Texto proporcionado:
De medidas, gramos, calidad y respeto al consumidor trata esta historia. No es nueva para el cubano común adaptado a una cotidianidad casi natural pero que, incluso a golpe de costumbre, continúa provocando insatisfacción, molestia,
impotencia. Algunos evidentemente son víctimas; sin embargo, le guiñan el ojo al delito. Otros, todavía más ¿conscientes?, tratan de defender su terreno y se enfrentan a una realidad muy fuerte, complicada de descifrar, y más aún de encontrarle la solución final.
El robo de productos estatales a la luz de todos y con la complicidad de muchos, y la apatía con que algunos atestiguan la imbricación entre mercado estatal y mercado negro, son fenómenos que lastramos desde hace demasiados años. Difícil es para una parte importante de la población sustraerse de esta comparsa que siempre encontrará bailador mientras haya alguien dispuesto a tocar su ritmo.
Para muestra, un botón: un equipo de Trabajadores realizó un recorrido con varios inspectores de la Dirección Integral de Supervisión y Control (DISC), en la capital, donde pudimos constatar que los hábitos desarrollados en varios centros de gastronomía no han sido erradicados, y persiste la manía de pensar en “lo mío primero”, o en “ayúdame, que yo te ayudaré”.
La comparsa se baila muy bien
Todavía no es tiempo de apertura en la cafetería–restaurante La Favorita, en el municipio de Centro Habana. Falta aproximadamente una hora para prestar servicios, pero uno de sus dependientes, al parecer, no pudo resistirse al encanto de dos bellas clientas que, en efecto, eran del equipo de la DISC. “Un favor que quise hacerles”, revelaría un poco más tarde el trabajador de unos 50 años.

Datos recopilados:
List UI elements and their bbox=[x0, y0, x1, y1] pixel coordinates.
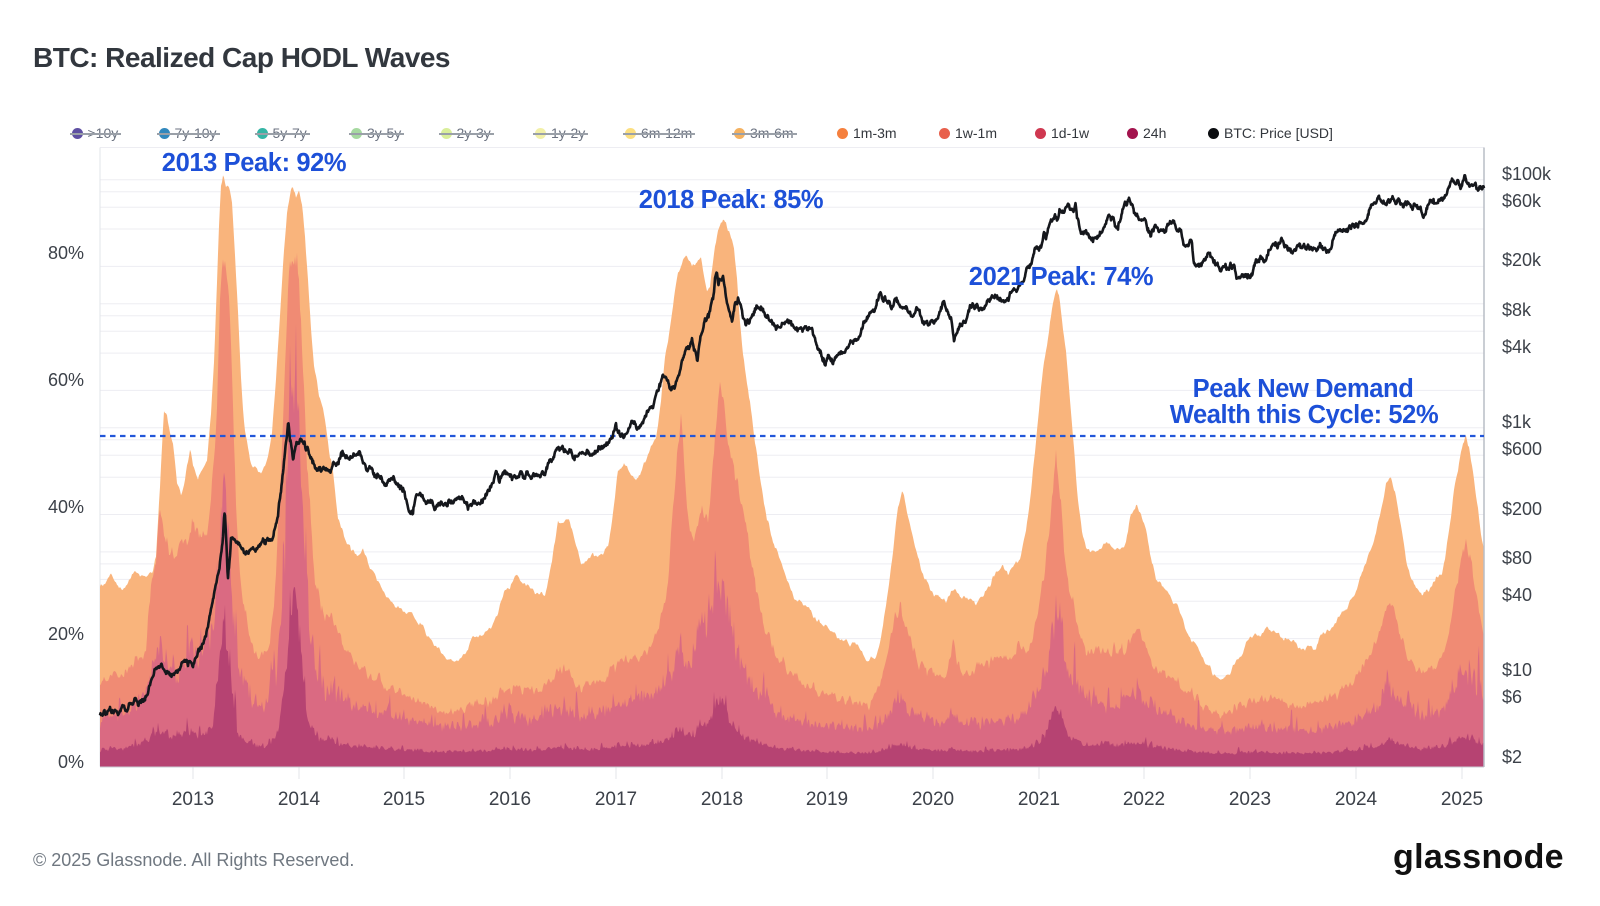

Tareas a realizar:
- a) Responde estas preguntas sobre el texto acerca del respeto al consumidor:
(i) ¿Con qué inspectores recorrió la capital el equipo de Trabajadores?
(ii) ¿En qué municipio se encuentra la cafetería–restaurante La Favorita?
(iii) ¿Cuánto tiempo faltaba, aproximadamente, para que La Favorita empezara a prestar servicios?
- b) Por favor, cita el texto acerca del respeto al consumidor desde las palabras "El robo de productos" hasta las palabras "tocar su ritmo.", estas incluidas.
El material procede de otra fuente.

Respuestas del ejercicio:
- a)
(i) Con inspectores de la Dirección Integral de Supervisión y Control (DISC).
(ii) En Centro Habana.
(iii) Aproximadamente una hora.

- b)
El robo de productos estatales a la luz de todos y con la complicidad de muchos, y la apatía con que algunos atestiguan la imbricación entre mercado estatal y mercado negro, son fenómenos que lastramos desde hace demasiados años. Difícil es para una parte importante de la población sustraerse de esta comparsa que siempre encontrará bailador mientras haya alguien dispuesto a tocar su ritmo.